** Exercise objective **
Count every line of the material that holds the string "Desk". Respond with the total only.
-- START OF Dataset rows --
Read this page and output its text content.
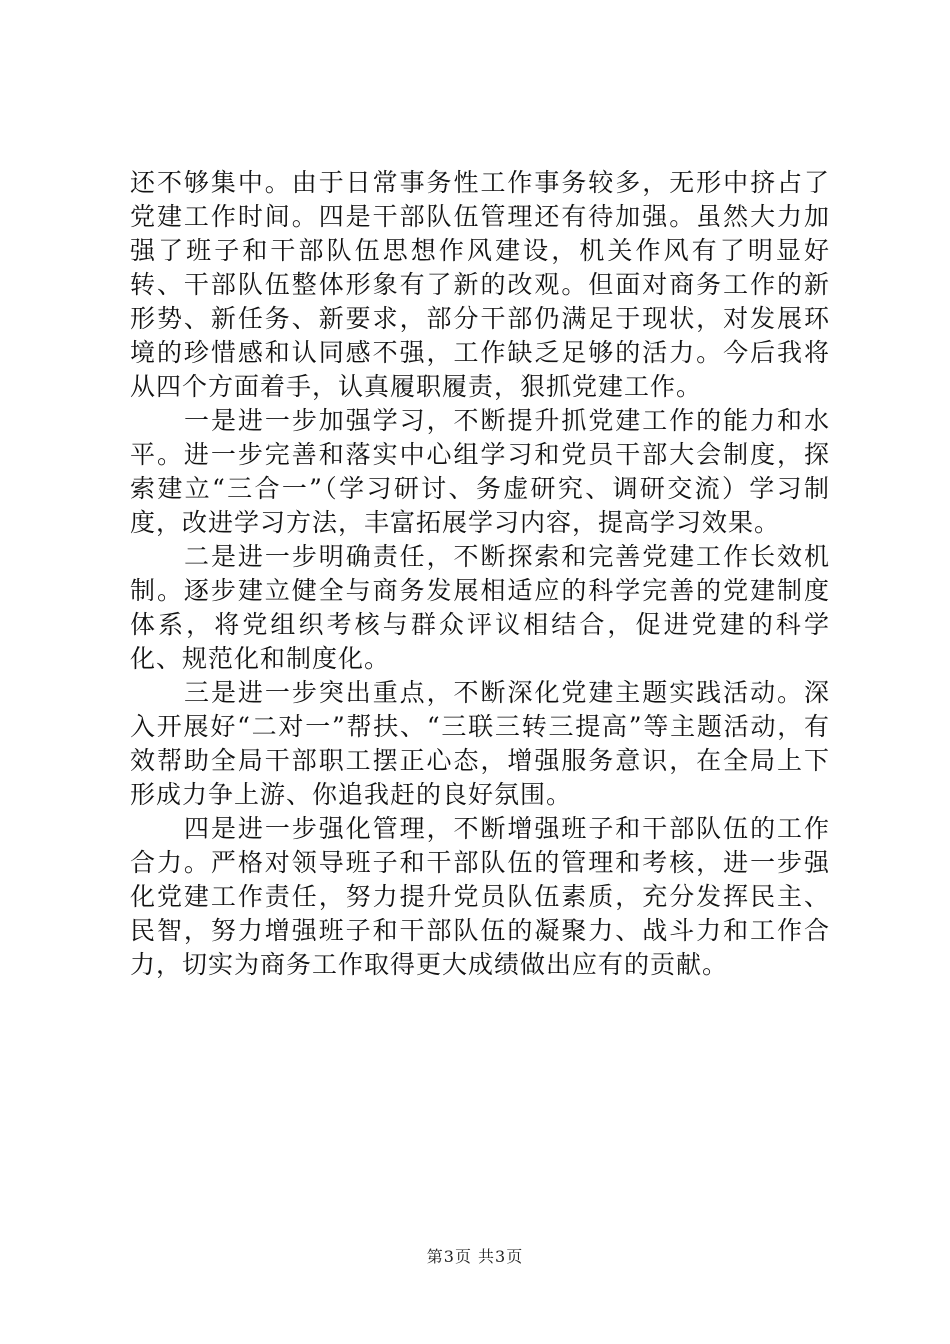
还不够集中。由于日常事务性工作事务较多，无形中挤占了党建工作时间。四是干部队伍管理还有待加强。虽然大力加强了班子和干部队伍思想作风建设，机关作风有了明显好转、干部队伍整体形象有了新的改观。但面对商务工作的新形势、新任务、新要求，部分干部仍满足于现状，对发展环境的珍惜感和认同感不强，工作缺乏足够的活力。今后我将从四个方面着手，认真履职履责，狠抓党建工作。

一是进一步加强学习，不断提升抓党建工作的能力和水平。进一步完善和落实中心组学习和党员干部大会制度，探索建立“三合一”（学习研讨、务虚研究、调研交流）学习制度，改进学习方法，丰富拓展学习内容，提高学习效果。

二是进一步明确责任，不断探索和完善党建工作长效机制。逐步建立健全与商务发展相适应的科学完善的党建制度体系，将党组织考核与群众评议相结合，促进党建的科学化、规范化和制度化。

三是进一步突出重点，不断深化党建主题实践活动。深入开展好“二对一”帮扶、“三联三转三提高”等主题活动，有效帮助全局干部职工摆正心态，增强服务意识，在全局上下形成力争上游、你追我赶的良好氛围。

四是进一步强化管理，不断增强班子和干部队伍的工作合力。严格对领导班子和干部队伍的管理和考核，进一步强化党建工作责任，努力提升党员队伍素质，充分发挥民主、民智，努力增强班子和干部队伍的凝聚力、战斗力和工作合力，切实为商务工作取得更大成绩做出应有的贡献。

第3页 共3页
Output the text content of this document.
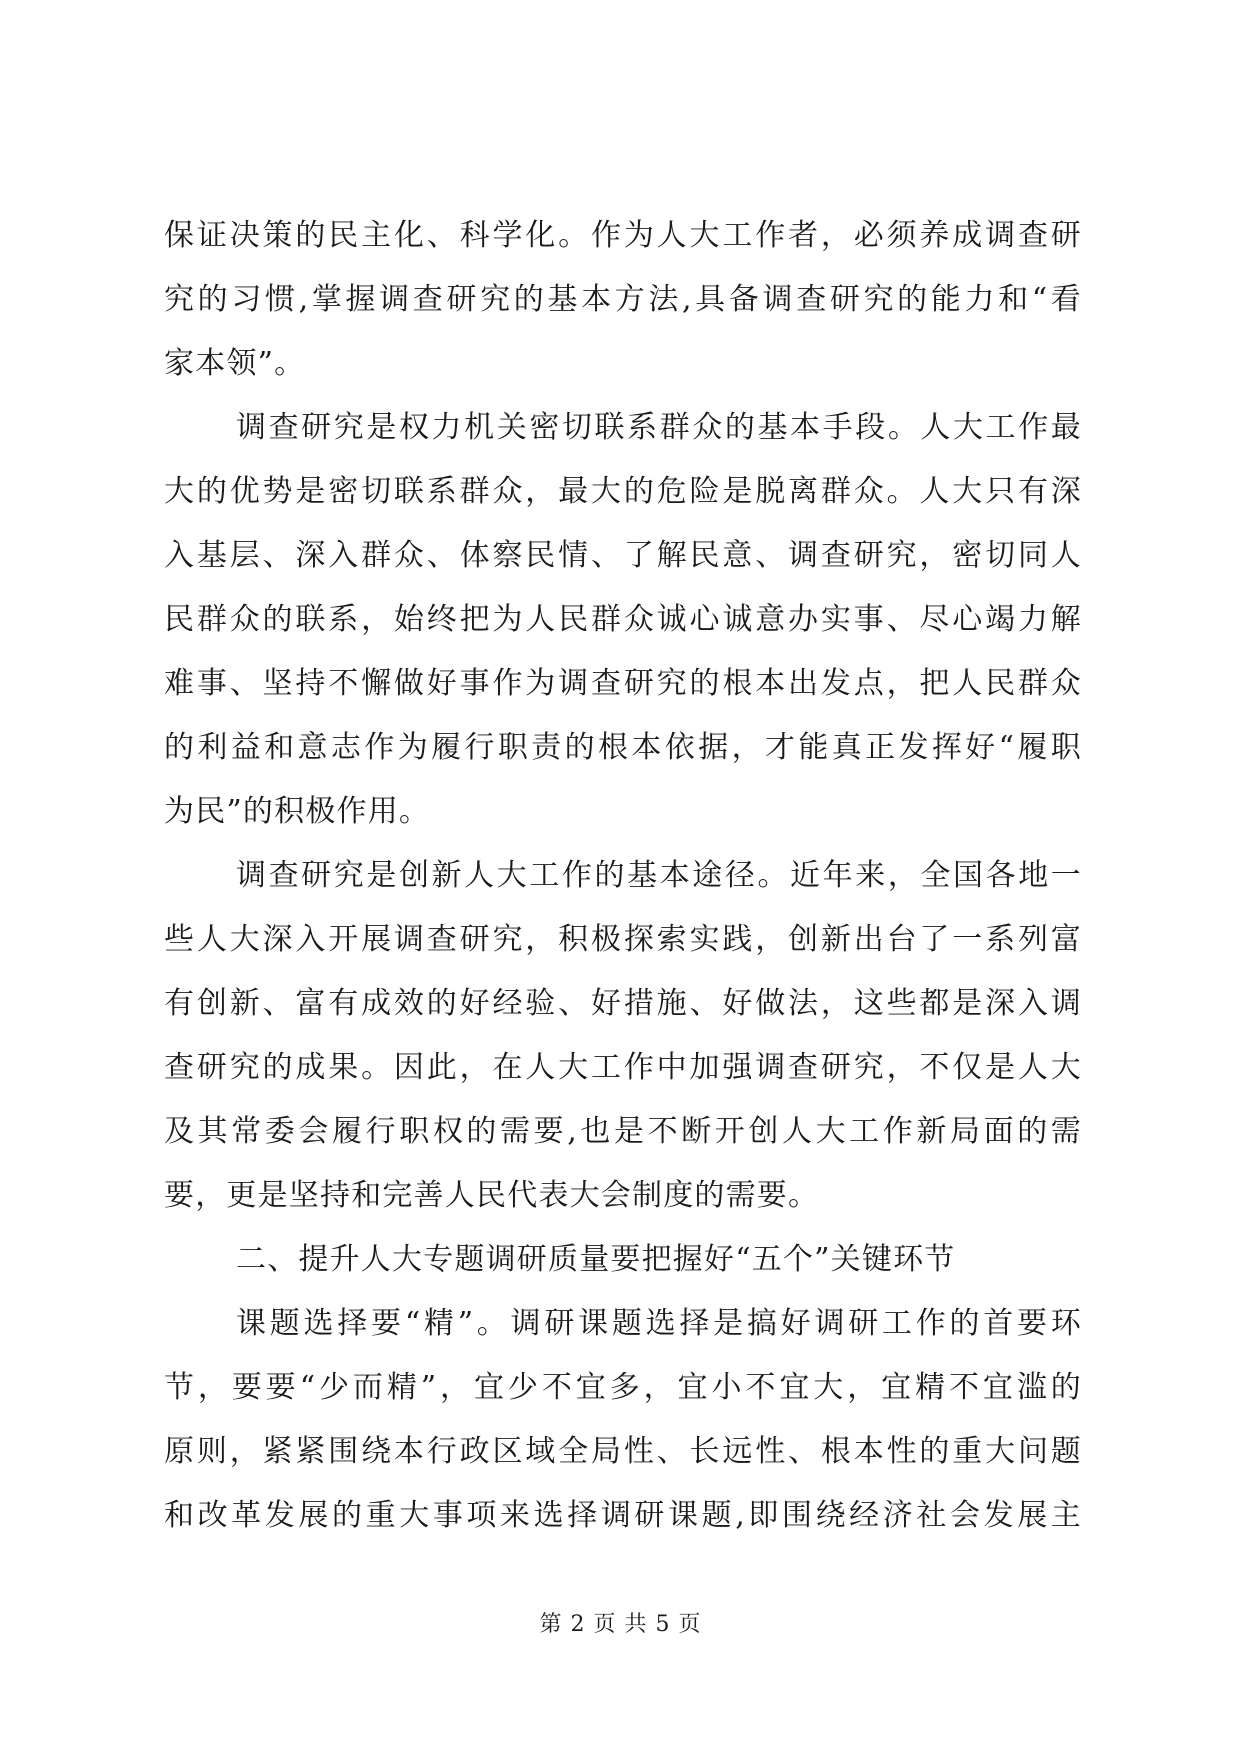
保证决策的民主化、科学化。作为人大工作者，必须养成调查研
究的习惯,掌握调查研究的基本方法,具备调查研究的能力和“看
家本领”。
调查研究是权力机关密切联系群众的基本手段。人大工作最
大的优势是密切联系群众，最大的危险是脱离群众。人大只有深
入基层、深入群众、体察民情、了解民意、调查研究，密切同人
民群众的联系，始终把为人民群众诚心诚意办实事、尽心竭力解
难事、坚持不懈做好事作为调查研究的根本出发点，把人民群众
的利益和意志作为履行职责的根本依据，才能真正发挥好“履职
为民”的积极作用。
调查研究是创新人大工作的基本途径。近年来，全国各地一
些人大深入开展调查研究，积极探索实践，创新出台了一系列富
有创新、富有成效的好经验、好措施、好做法，这些都是深入调
查研究的成果。因此，在人大工作中加强调查研究，不仅是人大
及其常委会履行职权的需要,也是不断开创人大工作新局面的需
要，更是坚持和完善人民代表大会制度的需要。
二、提升人大专题调研质量要把握好“五个”关键环节
课题选择要“精”。调研课题选择是搞好调研工作的首要环
节，要要“少而精”，宜少不宜多，宜小不宜大，宜精不宜滥的
原则，紧紧围绕本行政区域全局性、长远性、根本性的重大问题
和改革发展的重大事项来选择调研课题,即围绕经济社会发展主
第 2 页 共 5 页
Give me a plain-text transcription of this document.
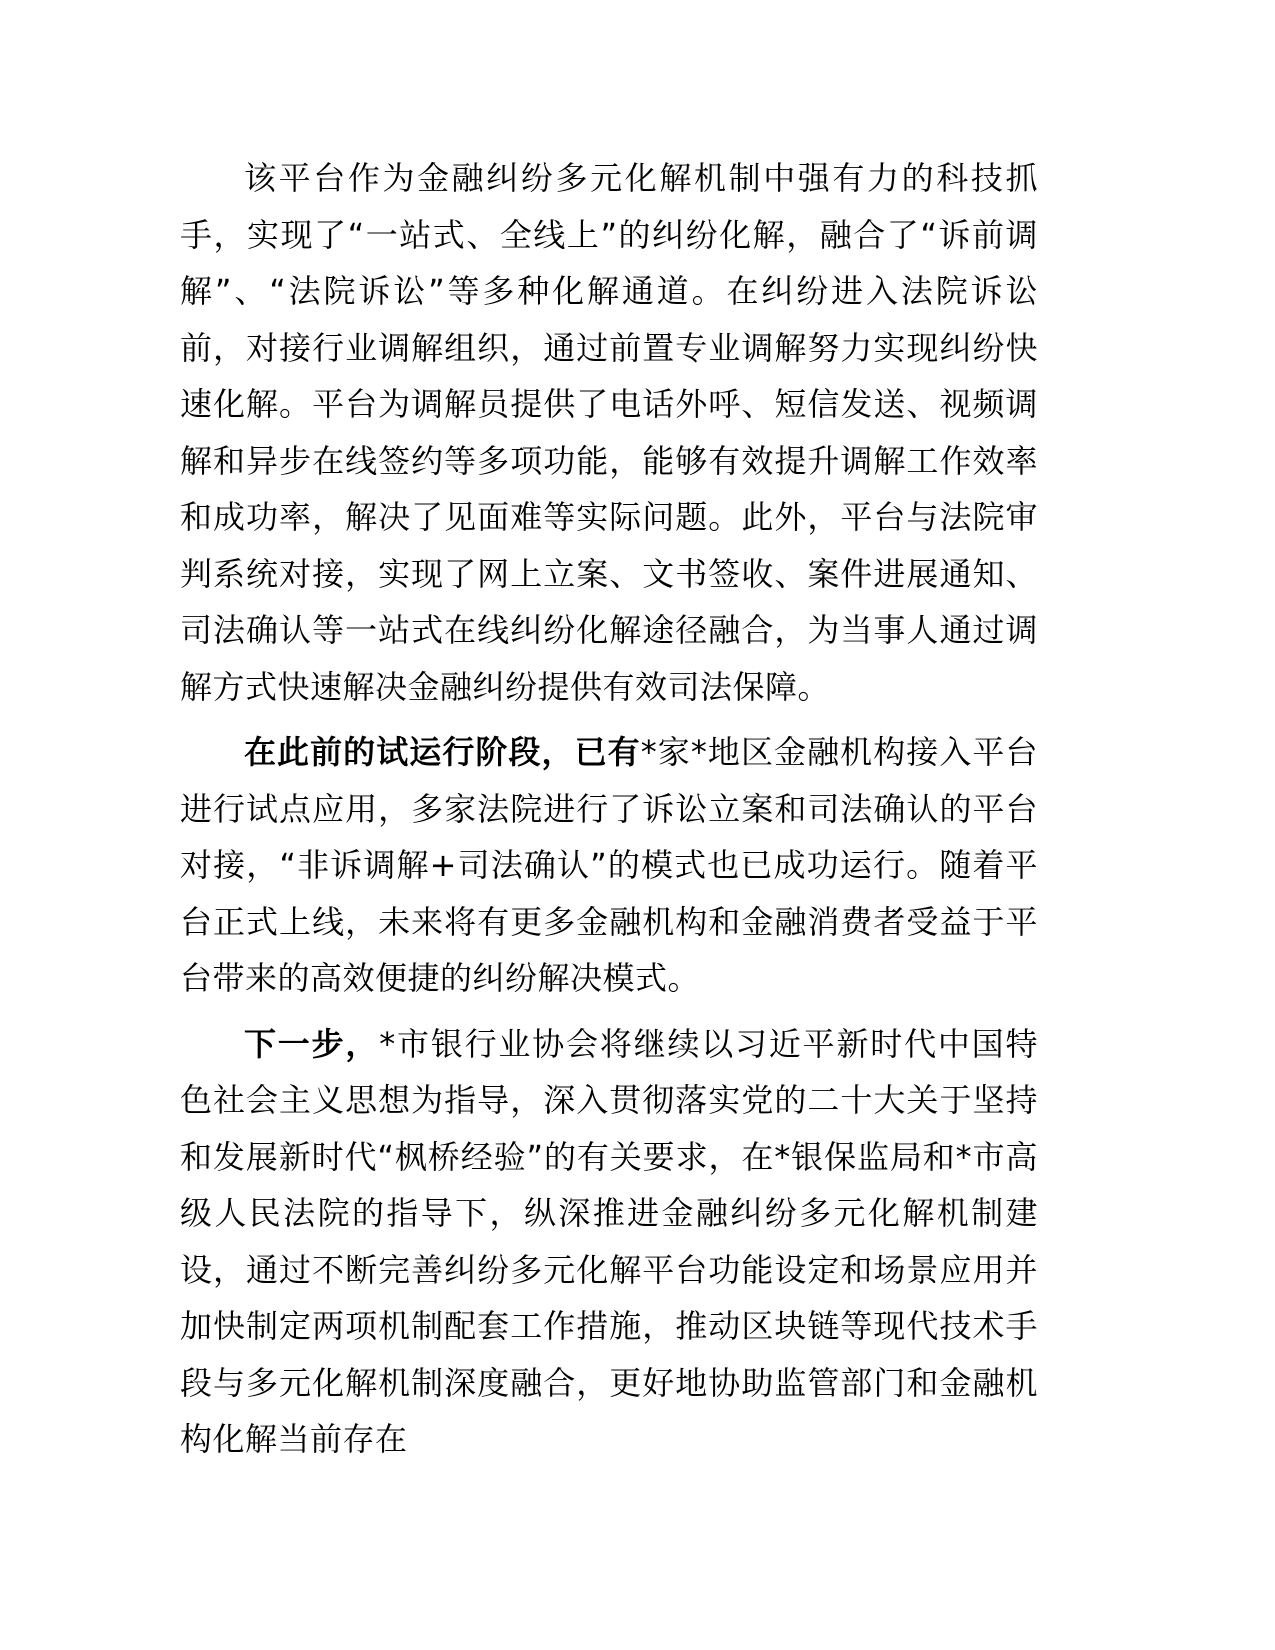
该平台作为金融纠纷多元化解机制中强有力的科技抓手，实现了“一站式、全线上”的纠纷化解，融合了“诉前调解”、“法院诉讼”等多种化解通道。在纠纷进入法院诉讼前，对接行业调解组织，通过前置专业调解努力实现纠纷快速化解。平台为调解员提供了电话外呼、短信发送、视频调解和异步在线签约等多项功能，能够有效提升调解工作效率和成功率，解决了见面难等实际问题。此外，平台与法院审判系统对接，实现了网上立案、文书签收、案件进展通知、司法确认等一站式在线纠纷化解途径融合，为当事人通过调解方式快速解决金融纠纷提供有效司法保障。

在此前的试运行阶段，已有*家*地区金融机构接入平台进行试点应用，多家法院进行了诉讼立案和司法确认的平台对接，“非诉调解+司法确认”的模式也已成功运行。随着平台正式上线，未来将有更多金融机构和金融消费者受益于平台带来的高效便捷的纠纷解决模式。

下一步，*市银行业协会将继续以习近平新时代中国特色社会主义思想为指导，深入贯彻落实党的二十大关于坚持和发展新时代“枫桥经验”的有关要求，在*银保监局和*市高级人民法院的指导下，纵深推进金融纠纷多元化解机制建设，通过不断完善纠纷多元化解平台功能设定和场景应用并加快制定两项机制配套工作措施，推动区块链等现代技术手段与多元化解机制深度融合，更好地协助监管部门和金融机构化解当前存在
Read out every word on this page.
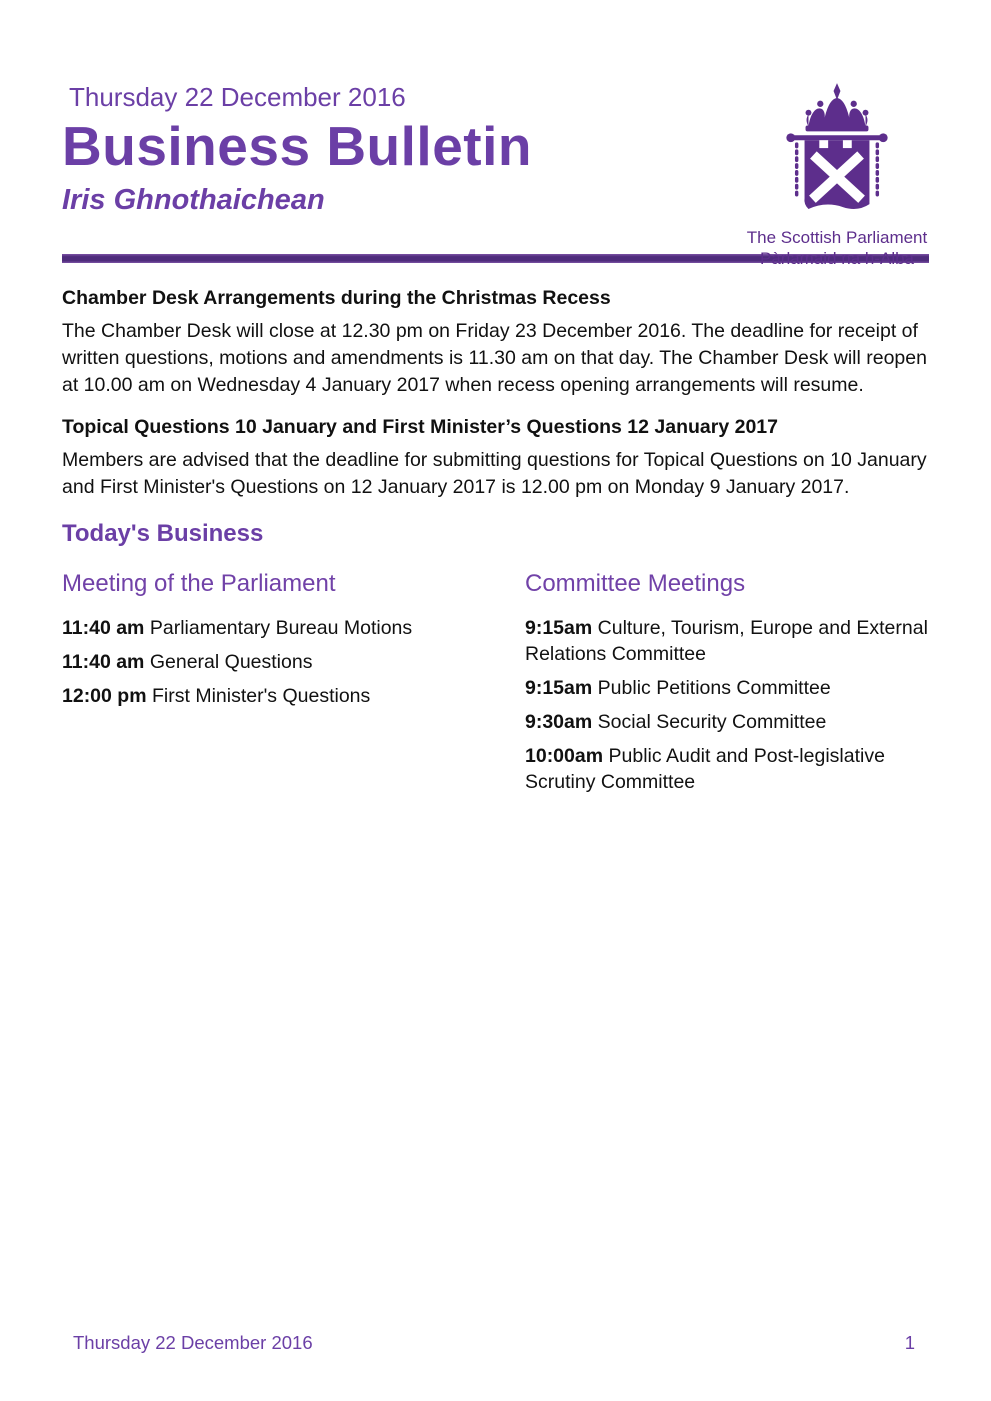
Thursday 22 December 2016
Business Bulletin
Iris Ghnothaichean
The Scottish Parliament
Pàrlamaid na h-Alba
Chamber Desk Arrangements during the Christmas Recess
The Chamber Desk will close at 12.30 pm on Friday 23 December 2016. The deadline for receipt of written questions, motions and amendments is 11.30 am on that day. The Chamber Desk will reopen at 10.00 am on Wednesday 4 January 2017 when recess opening arrangements will resume.
Topical Questions 10 January and First Minister’s Questions 12 January 2017
Members are advised that the deadline for submitting questions for Topical Questions on 10 January and First Minister's Questions on 12 January 2017 is 12.00 pm on Monday 9 January 2017.
Today's Business
Meeting of the Parliament
11:40 am Parliamentary Bureau Motions
11:40 am General Questions
12:00 pm First Minister's Questions
Committee Meetings
9:15am Culture, Tourism, Europe and External Relations Committee
9:15am Public Petitions Committee
9:30am Social Security Committee
10:00am Public Audit and Post-legislative Scrutiny Committee
Thursday 22 December 2016	1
-- END OF Dataset rows --
** Exercise response **
2